• EXERCISE INSTRUCTIONS
Give every entry again, word for word and in full.

(Dataset entries)
##########
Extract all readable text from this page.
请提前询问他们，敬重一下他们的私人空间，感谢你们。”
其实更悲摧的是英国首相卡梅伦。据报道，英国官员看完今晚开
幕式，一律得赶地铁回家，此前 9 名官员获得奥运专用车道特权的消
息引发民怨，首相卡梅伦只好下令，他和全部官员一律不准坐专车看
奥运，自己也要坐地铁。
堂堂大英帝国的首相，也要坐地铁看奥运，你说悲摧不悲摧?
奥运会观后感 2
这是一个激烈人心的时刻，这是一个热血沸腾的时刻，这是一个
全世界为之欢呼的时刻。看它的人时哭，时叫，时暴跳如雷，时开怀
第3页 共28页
##########
• RESPONSE FOR THIS EXERCISE
Extract all readable text from this page.
请提前询问他们，敬重一下他们的私人空间，感谢你们。”
其实更悲摧的是英国首相卡梅伦。据报道，英国官员看完今晚开
幕式，一律得赶地铁回家，此前 9 名官员获得奥运专用车道特权的消
息引发民怨，首相卡梅伦只好下令，他和全部官员一律不准坐专车看
奥运，自己也要坐地铁。
堂堂大英帝国的首相，也要坐地铁看奥运，你说悲摧不悲摧?
奥运会观后感 2
这是一个激烈人心的时刻，这是一个热血沸腾的时刻，这是一个
全世界为之欢呼的时刻。看它的人时哭，时叫，时暴跳如雷，时开怀
第3页 共28页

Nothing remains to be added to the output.